Data shown >>
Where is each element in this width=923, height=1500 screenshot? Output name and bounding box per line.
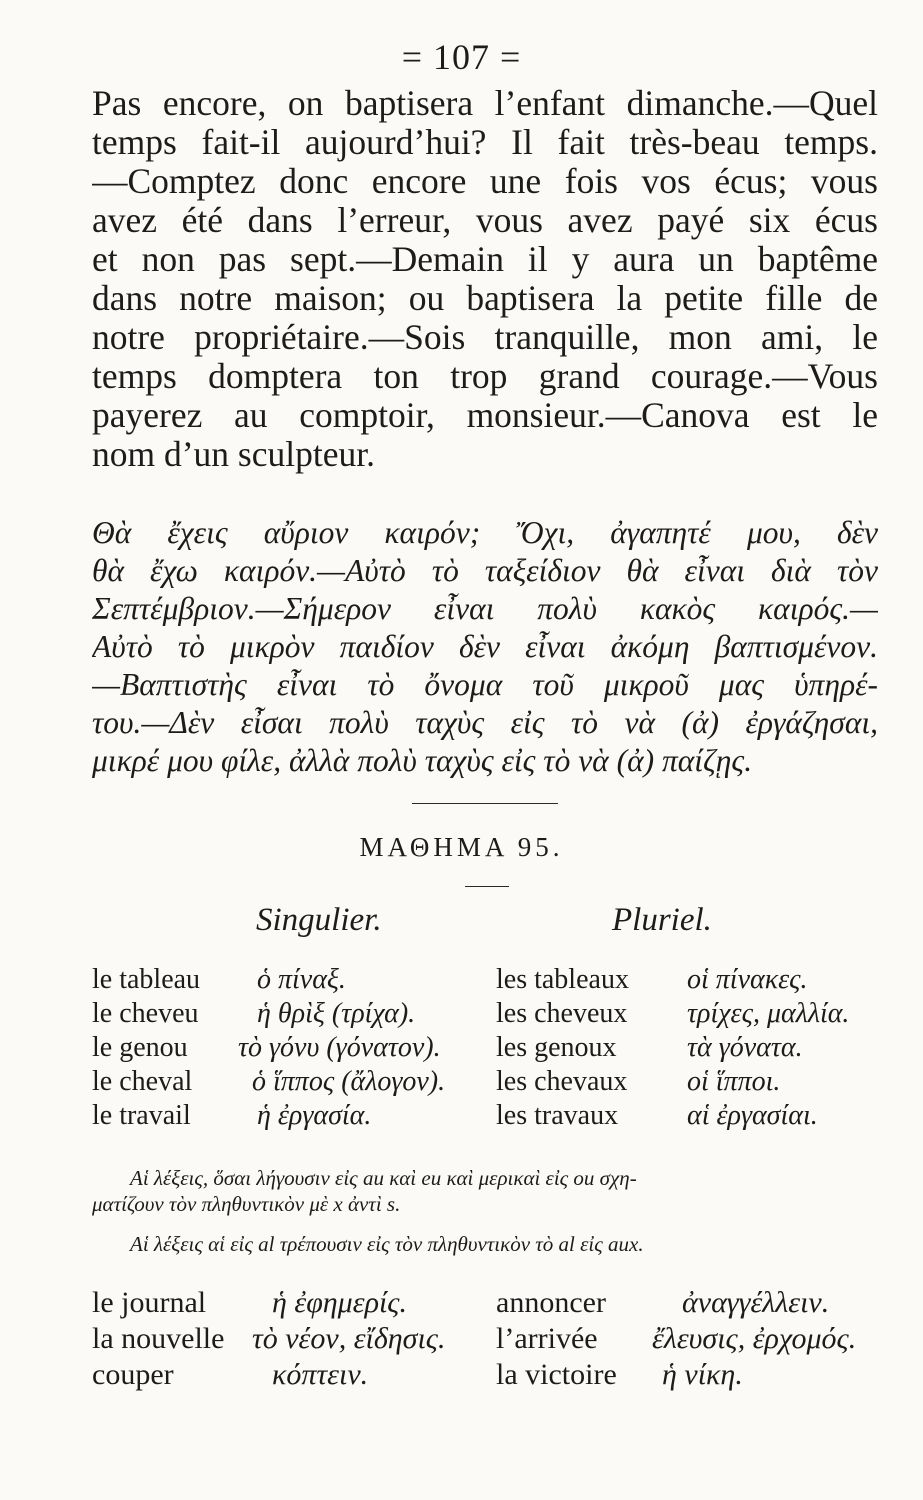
text-line: —Comptez donc encore une fois vos écus; vous [92,162,878,201]
singular-greek: ἡ θρὶξ (τρίχα). [257,998,416,1029]
title-underline [465,886,509,887]
grammar-note: ματίζουν τὸν πληθυντικὸν μὲ x ἀντὶ s. [92,1192,401,1216]
plural-french: les genoux [496,1032,617,1063]
text-line: του.—Δὲν εἶσαι πολὺ ταχὺς εἰς τὸ νὰ (ἀ) ἐργάζησαι, [92,705,878,740]
lesson-title: ΜΑΘΗΜΑ 95. [359,832,564,862]
plural-greek: οἱ πίνακες. [687,964,808,995]
vocab-greek: ἡ νίκη. [662,1358,743,1391]
singular-greek: ὁ ἵππος (ἄλογον). [252,1066,446,1097]
singular-french: le genou [92,1032,188,1063]
page-number: = 107 = [401,37,522,77]
vocab-greek: ἀναγγέλλειν. [682,1286,830,1319]
singular-greek: ἡ ἐργασία. [257,1100,372,1131]
text-line: Αὐτὸ τὸ μικρὸν παιδίον δὲν εἶναι ἀκόμη βαπτισμένον. [92,629,878,664]
text-line: avez été dans l’erreur, vous avez payé six écus [92,201,878,240]
text-line: μικρέ μου φίλε, ἀλλὰ πολὺ ταχὺς εἰς τὸ νὰ (ἀ) παίζῃς. [92,743,753,778]
vocab-french: la nouvelle [92,1322,225,1355]
text-line: dans notre maison; ou baptisera la petite fille de [92,279,878,318]
vocab-french: le journal [92,1286,207,1319]
plural-greek: τὰ γόνατα. [687,1032,803,1063]
plural-greek: τρίχες, μαλλία. [687,998,850,1029]
text-line: Θὰ ἔχεις αὔριον καιρόν; Ὄχι, ἀγαπητέ μου, δὲν [92,515,878,550]
french-exercise-paragraph [92,84,878,474]
plural-greek: οἱ ἵπποι. [687,1066,781,1097]
grammar-note: Αἱ λέξεις αἱ εἰς al τρέπουσιν εἰς τὸν πληθυντικὸν τὸ al εἰς aux. [130,1232,644,1256]
plural-french: les cheveux [496,998,628,1029]
singular-french: le cheveu [92,998,199,1029]
plural-greek: αἱ ἐργασίαι. [687,1100,818,1131]
plural-french: les chevaux [496,1066,628,1097]
vocab-greek: ἡ ἐφημερίς. [272,1286,407,1319]
vocabulary-row [92,1322,878,1358]
singular-greek: τὸ γόνυ (γόνατον). [238,1032,441,1063]
text-line: θὰ ἔχω καιρόν.—Αὐτὸ τὸ ταξείδιον θὰ εἶναι διὰ τὸν [92,553,878,588]
greek-exercise-paragraph [92,514,878,780]
declension-row [92,1066,878,1100]
vocab-greek: κόπτειν. [272,1358,369,1391]
text-line: Pas encore, on baptisera l’enfant dimanche.—Quel [92,84,878,123]
declension-row [92,1100,878,1134]
plural-heading: Pluriel. [612,902,712,938]
declension-row [92,1032,878,1066]
text-line: —Βαπτιστὴς εἶναι τὸ ὄνομα τοῦ μικροῦ μας ὑπηρέ- [92,667,878,702]
text-line: et non pas sept.—Demain il y aura un baptême [92,240,878,279]
vocab-french: couper [92,1358,174,1391]
singular-french: le tableau [92,964,201,995]
text-line: Σεπτέμβριον.—Σήμερον εἶναι πολὺ κακὸς καιρός.— [92,591,878,626]
text-line: nom d’un sculpteur. [92,435,375,474]
grammar-note: Αἱ λέξεις, ὅσαι λήγουσιν εἰς au καὶ eu καὶ μερικαὶ εἰς ou σχη- [130,1166,637,1190]
singular-french: le cheval [92,1066,193,1097]
singular-french: le travail [92,1100,191,1131]
plural-french: les travaux [496,1100,619,1131]
singular-greek: ὁ πίναξ. [257,964,346,995]
vocabulary-row [92,1358,878,1394]
vocab-french: la victoire [496,1358,617,1391]
vocab-french: l’arrivée [496,1322,598,1355]
vocab-french: annoncer [496,1286,606,1319]
declension-row [92,998,878,1032]
text-line: temps domptera ton trop grand courage.—Vous [92,357,878,396]
vocabulary-row [92,1286,878,1322]
vocab-greek: ἔλευσις, ἐρχομός. [652,1322,857,1355]
text-line: temps fait-il aujourd’hui? Il fait très-beau temps. [92,123,878,162]
declension-row [92,964,878,998]
singular-heading: Singulier. [256,902,382,938]
vocab-greek: τὸ νέον, εἴδησις. [252,1322,446,1355]
section-divider [412,803,558,804]
text-line: payerez au comptoir, monsieur.—Canova est le [92,396,878,435]
text-line: notre propriétaire.—Sois tranquille, mon ami, le [92,318,878,357]
plural-french: les tableaux [496,964,629,995]
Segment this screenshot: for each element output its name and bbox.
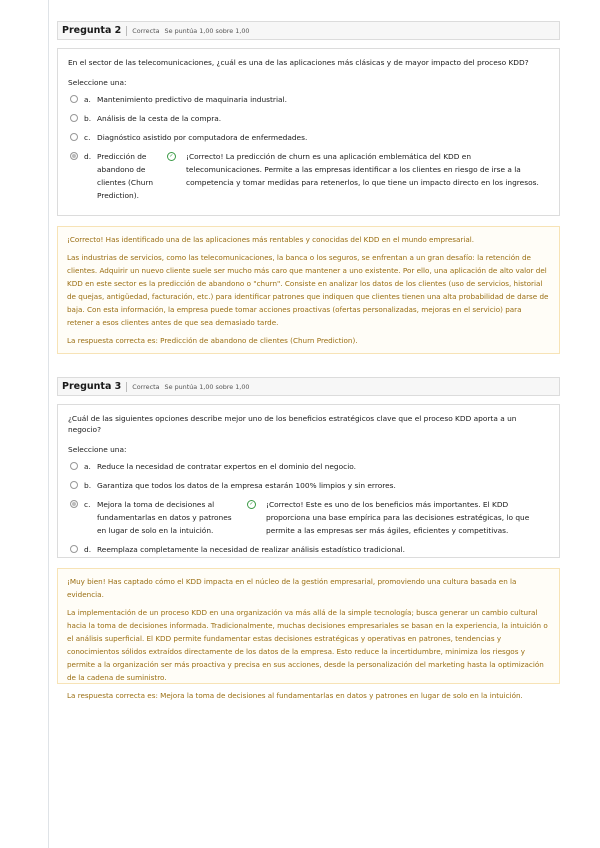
page-left-rule xyxy=(48,0,49,848)
question-number: Pregunta 3 xyxy=(62,381,122,392)
answer-option-d[interactable] xyxy=(68,150,549,202)
question-number: Pregunta 2 xyxy=(62,25,122,36)
option-letter: d. xyxy=(84,152,92,161)
question-2-header xyxy=(57,21,560,40)
radio-button[interactable] xyxy=(70,462,78,470)
answer-option-a[interactable] xyxy=(68,460,549,473)
option-letter: b. xyxy=(84,114,92,123)
option-letter: d. xyxy=(84,545,92,554)
answer-option-d[interactable] xyxy=(68,543,549,556)
option-letter: b. xyxy=(84,481,92,490)
select-prompt: Seleccione una: xyxy=(68,445,127,454)
radio-button[interactable] xyxy=(70,545,78,553)
option-letter: c. xyxy=(84,133,91,142)
radio-button[interactable] xyxy=(70,95,78,103)
option-text: Garantiza que todos los datos de la empresa estarán 100% limpios y sin errores. xyxy=(97,481,396,490)
radio-button[interactable] xyxy=(70,481,78,489)
radio-button[interactable] xyxy=(70,133,78,141)
question-grade: Se puntúa 1,00 sobre 1,00 xyxy=(164,26,250,35)
feedback-explanation: La implementación de un proceso KDD en una organización va más allá de la simple tecnología; busca generar un cambio cultural hacia la toma de decisiones informada. Tradicionalmente, muchas decisiones empresariales se basan en la experiencia, la intuición o el análisis superficial. El KDD permite fundamentar estas decisiones estratégicas y operativas en patrones, tendencias y conocimientos sólidos extraídos directamente de los datos de la empresa. Esto reduce la incertidumbre, minimiza los riesgos y permite a la organización ser más proactiva y precisa en sus acciones, desde la personalización del marketing hasta la optimización de la cadena de suministro. xyxy=(67,608,548,682)
feedback-explanation: Las industrias de servicios, como las telecomunicaciones, la banca o los seguros, se enfrentan a un gran desafío: la retención de clientes. Adquirir un nuevo cliente suele ser mucho más caro que mantener a uno existente. Por ello, una aplicación de alto valor del KDD en este sector es la predicción de abandono o "churn". Consiste en analizar los datos de los clientes (uso de servicios, historial de quejas, antigüedad, facturación, etc.) para identificar patrones que indiquen que clientes tienen una alta probabilidad de darse de baja. Con esta información, la empresa puede tomar acciones proactivas (ofertas personalizadas, mejoras en el servicio) para retener a esos clientes antes de que sea demasiado tarde. xyxy=(67,253,549,327)
question-2-general-feedback xyxy=(57,226,560,354)
correct-check-icon: ✓ xyxy=(167,152,176,161)
answer-option-c[interactable] xyxy=(68,131,549,144)
right-answer: La respuesta correcta es: Mejora la toma de decisiones al fundamentarlas en datos y patrones en lugar de solo en la intuición. xyxy=(67,691,523,700)
option-feedback: ¡Correcto! La predicción de churn es una aplicación emblemática del KDD en telecomunicaciones. Permite a las empresas identificar a los clientes en riesgo de irse a la competencia y tomar medidas para retenerlos, lo que tiene un impacto directo en los ingresos. xyxy=(186,152,539,187)
option-letter: a. xyxy=(84,95,91,104)
correct-check-icon: ✓ xyxy=(247,500,256,509)
question-2-content xyxy=(57,48,560,216)
feedback-summary: ¡Muy bien! Has captado cómo el KDD impacta en el núcleo de la gestión empresarial, promoviendo una cultura basada en la evidencia. xyxy=(67,577,517,599)
option-text: Mantenimiento predictivo de maquinaria industrial. xyxy=(97,95,287,104)
header-divider xyxy=(126,382,127,392)
option-text: Diagnóstico asistido por computadora de enfermedades. xyxy=(97,133,308,142)
question-state: Correcta xyxy=(132,382,160,391)
option-text: Predicción de abandono de clientes (Churn Prediction). xyxy=(97,152,154,200)
answer-option-b[interactable] xyxy=(68,479,549,492)
question-grade: Se puntúa 1,00 sobre 1,00 xyxy=(164,382,250,391)
radio-button[interactable] xyxy=(70,114,78,122)
question-state: Correcta xyxy=(132,26,160,35)
option-text: Reemplaza completamente la necesidad de realizar análisis estadístico tradicional. xyxy=(97,545,405,554)
question-3-general-feedback xyxy=(57,568,560,700)
radio-button-selected[interactable] xyxy=(70,152,78,160)
option-text: Reduce la necesidad de contratar expertos en el dominio del negocio. xyxy=(97,462,356,471)
question-3-content xyxy=(57,404,560,558)
question-text: ¿Cuál de las siguientes opciones describe mejor uno de los beneficios estratégicos clave que el proceso KDD aporta a un negocio? xyxy=(68,414,517,434)
answer-option-c[interactable] xyxy=(68,498,549,537)
header-divider xyxy=(126,26,127,36)
option-text: Mejora la toma de decisiones al fundamentarlas en datos y patrones en lugar de solo en la intuición. xyxy=(97,500,232,535)
question-3-header xyxy=(57,377,560,396)
feedback-summary: ¡Correcto! Has identificado una de las aplicaciones más rentables y conocidas del KDD en el mundo empresarial. xyxy=(67,235,475,244)
radio-button-selected[interactable] xyxy=(70,500,78,508)
option-feedback: ¡Correcto! Este es uno de los beneficios más importantes. El KDD proporciona una base empírica para las decisiones estratégicas, lo que permite a las empresas ser más ágiles, eficientes y competitivas. xyxy=(266,500,530,535)
answer-option-b[interactable] xyxy=(68,112,549,125)
select-prompt: Seleccione una: xyxy=(68,78,127,87)
option-letter: c. xyxy=(84,500,91,509)
option-text: Análisis de la cesta de la compra. xyxy=(97,114,222,123)
question-text: En el sector de las telecomunicaciones, ¿cuál es una de las aplicaciones más clásicas y de mayor impacto del proceso KDD? xyxy=(68,58,529,67)
answer-option-a[interactable] xyxy=(68,93,549,106)
option-letter: a. xyxy=(84,462,91,471)
right-answer: La respuesta correcta es: Predicción de abandono de clientes (Churn Prediction). xyxy=(67,336,358,345)
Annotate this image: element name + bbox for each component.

What you will do >> Print the listing lines starting with the line that contains "page-left-rule xyxy=(48,0,49,848)" and going on through the line that contains "option-letter: b. xyxy=(84,114,92,123)", reproduced character for character.

Problem solution >>
page-left-rule xyxy=(48,0,49,848)
question-number: Pregunta 3 xyxy=(62,381,122,392)
answer-option-d[interactable] xyxy=(68,150,549,202)
question-number: Pregunta 2 xyxy=(62,25,122,36)
option-letter: d. xyxy=(84,152,92,161)
question-2-header xyxy=(57,21,560,40)
radio-button[interactable] xyxy=(70,462,78,470)
answer-option-a[interactable] xyxy=(68,460,549,473)
option-letter: b. xyxy=(84,114,92,123)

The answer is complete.